**Exercise goal**:
Please list all lines of the material below in which the string "περὶ" occurs.
──────
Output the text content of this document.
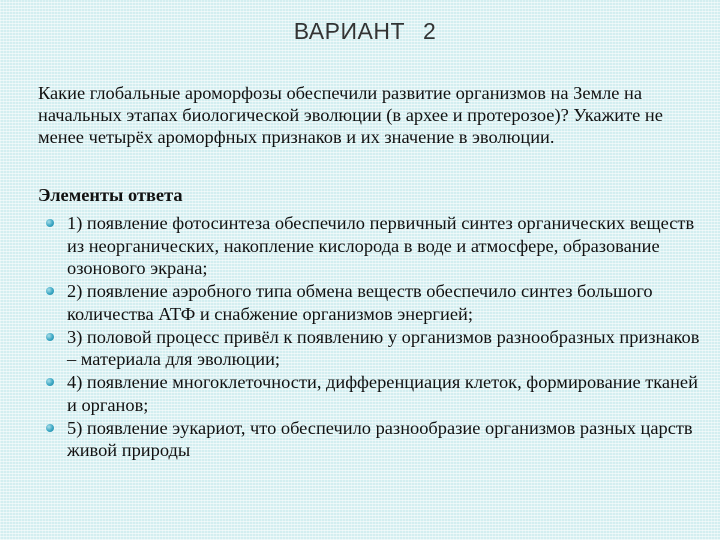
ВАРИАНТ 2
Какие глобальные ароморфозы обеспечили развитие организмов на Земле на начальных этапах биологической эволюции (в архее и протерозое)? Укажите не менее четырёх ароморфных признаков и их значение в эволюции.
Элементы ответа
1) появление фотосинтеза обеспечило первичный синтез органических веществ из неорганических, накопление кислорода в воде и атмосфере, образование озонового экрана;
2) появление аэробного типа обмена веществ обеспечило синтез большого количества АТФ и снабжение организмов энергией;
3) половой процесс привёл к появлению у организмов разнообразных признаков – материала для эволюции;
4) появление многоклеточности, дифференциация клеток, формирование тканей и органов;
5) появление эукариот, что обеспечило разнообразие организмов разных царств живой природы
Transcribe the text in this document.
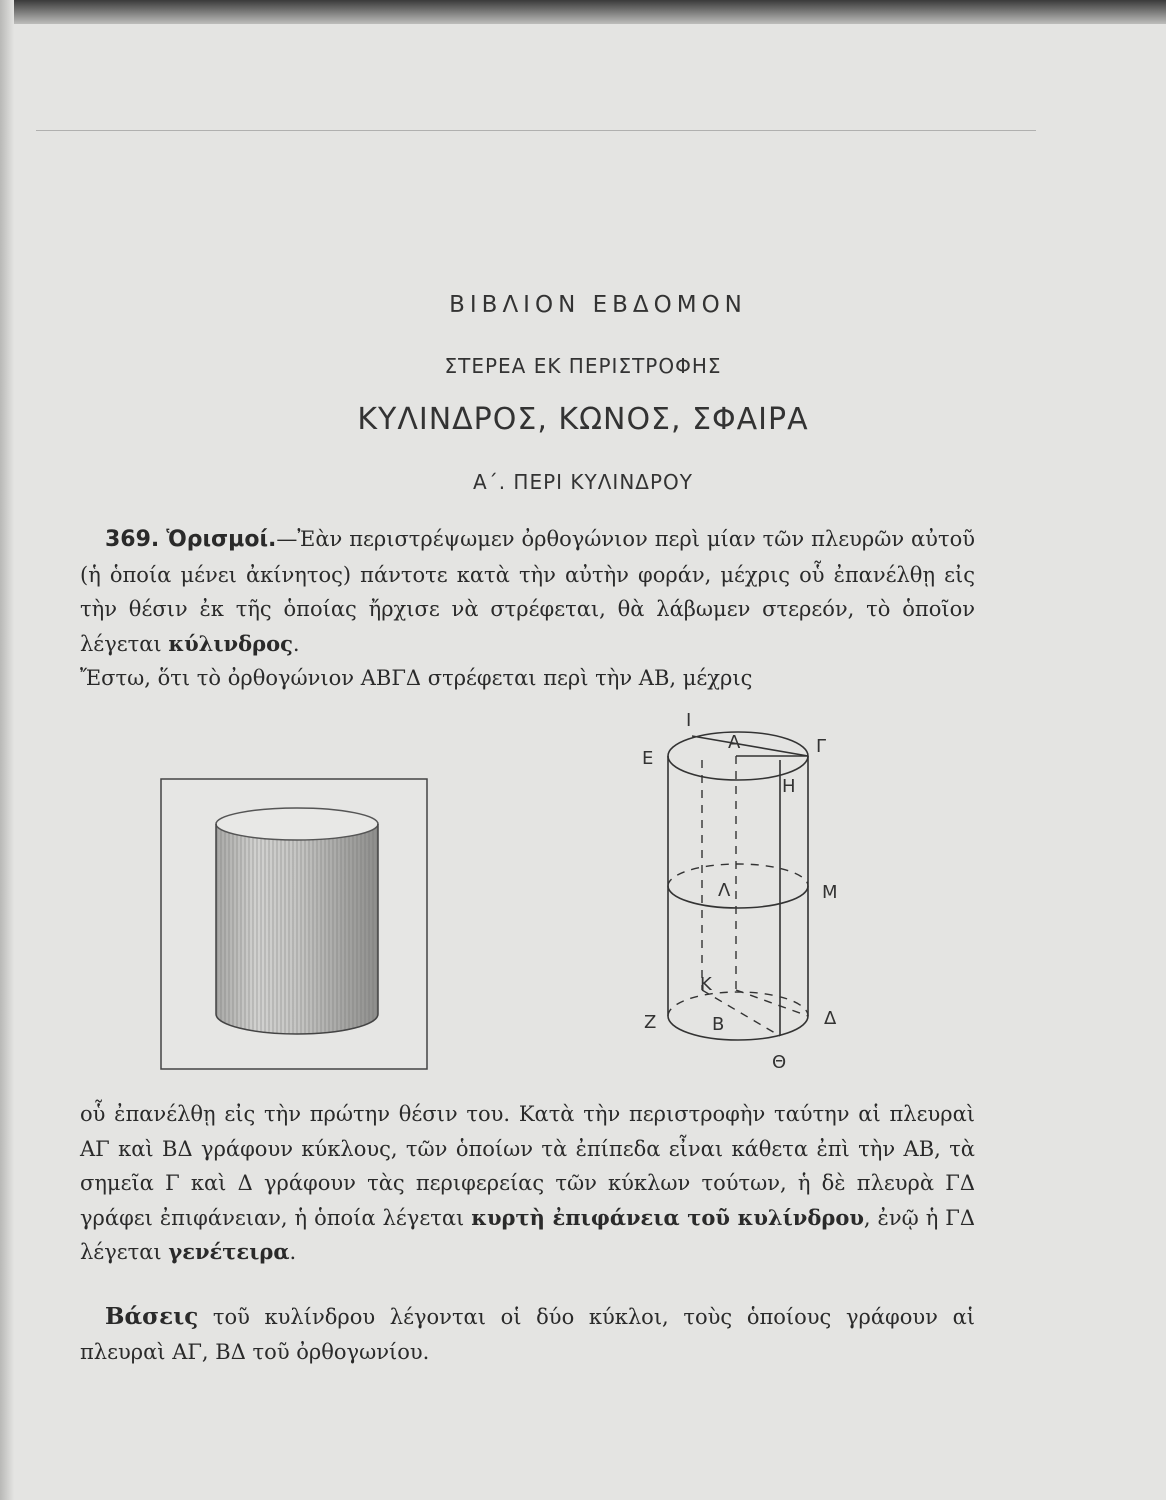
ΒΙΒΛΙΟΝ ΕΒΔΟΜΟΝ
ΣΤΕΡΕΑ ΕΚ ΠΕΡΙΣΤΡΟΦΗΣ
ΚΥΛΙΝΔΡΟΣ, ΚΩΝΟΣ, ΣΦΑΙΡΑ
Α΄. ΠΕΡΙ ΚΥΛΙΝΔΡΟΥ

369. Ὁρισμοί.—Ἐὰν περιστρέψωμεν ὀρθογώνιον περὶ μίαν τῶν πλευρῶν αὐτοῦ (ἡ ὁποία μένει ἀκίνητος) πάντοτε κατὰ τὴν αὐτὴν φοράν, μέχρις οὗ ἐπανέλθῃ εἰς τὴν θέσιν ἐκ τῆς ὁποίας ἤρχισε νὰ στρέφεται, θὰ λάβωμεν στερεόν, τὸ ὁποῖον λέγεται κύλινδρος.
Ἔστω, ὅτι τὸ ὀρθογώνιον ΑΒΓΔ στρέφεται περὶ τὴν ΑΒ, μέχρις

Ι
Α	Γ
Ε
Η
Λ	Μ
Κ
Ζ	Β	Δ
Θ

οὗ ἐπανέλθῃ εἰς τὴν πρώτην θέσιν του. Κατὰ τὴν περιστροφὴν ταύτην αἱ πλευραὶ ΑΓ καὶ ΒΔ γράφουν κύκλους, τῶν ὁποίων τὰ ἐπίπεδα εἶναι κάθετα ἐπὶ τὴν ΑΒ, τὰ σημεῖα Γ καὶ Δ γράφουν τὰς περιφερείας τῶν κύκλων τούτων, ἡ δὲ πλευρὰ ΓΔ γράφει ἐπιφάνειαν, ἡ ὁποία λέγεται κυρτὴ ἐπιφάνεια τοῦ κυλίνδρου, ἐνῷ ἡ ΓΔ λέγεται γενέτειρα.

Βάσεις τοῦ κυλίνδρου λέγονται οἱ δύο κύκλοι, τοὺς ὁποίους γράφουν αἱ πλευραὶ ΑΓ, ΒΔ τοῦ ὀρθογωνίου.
──────
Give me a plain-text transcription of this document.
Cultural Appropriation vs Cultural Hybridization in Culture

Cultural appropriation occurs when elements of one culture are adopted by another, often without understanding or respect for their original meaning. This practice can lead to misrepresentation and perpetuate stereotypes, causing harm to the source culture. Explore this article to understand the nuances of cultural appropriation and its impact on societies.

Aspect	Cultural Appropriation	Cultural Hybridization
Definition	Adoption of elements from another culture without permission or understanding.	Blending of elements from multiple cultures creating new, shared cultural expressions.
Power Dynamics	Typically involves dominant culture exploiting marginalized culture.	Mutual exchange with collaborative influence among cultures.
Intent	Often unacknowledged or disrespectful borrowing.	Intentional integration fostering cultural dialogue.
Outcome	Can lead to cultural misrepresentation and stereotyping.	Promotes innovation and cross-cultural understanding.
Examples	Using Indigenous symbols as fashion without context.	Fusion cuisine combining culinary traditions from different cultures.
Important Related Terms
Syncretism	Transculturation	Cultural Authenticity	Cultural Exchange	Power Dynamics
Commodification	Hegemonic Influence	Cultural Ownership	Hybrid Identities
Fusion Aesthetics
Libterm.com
──────
**Complete response**:
369. Ὁρισμοί.—Ἐὰν περιστρέψωμεν ὀρθογώνιον περὶ μίαν τῶν πλευρῶν αὐτοῦ (ἡ ὁποία μένει ἀκίνητος) πάντοτε κατὰ τὴν αὐτὴν φοράν, μέχρις οὗ ἐπανέλθῃ εἰς τὴν θέσιν ἐκ τῆς ὁποίας ἤρχισε νὰ στρέφεται, θὰ λάβωμεν στερεόν, τὸ ὁποῖον λέγεται κύλινδρος.
Ἔστω, ὅτι τὸ ὀρθογώνιον ΑΒΓΔ στρέφεται περὶ τὴν ΑΒ, μέχρις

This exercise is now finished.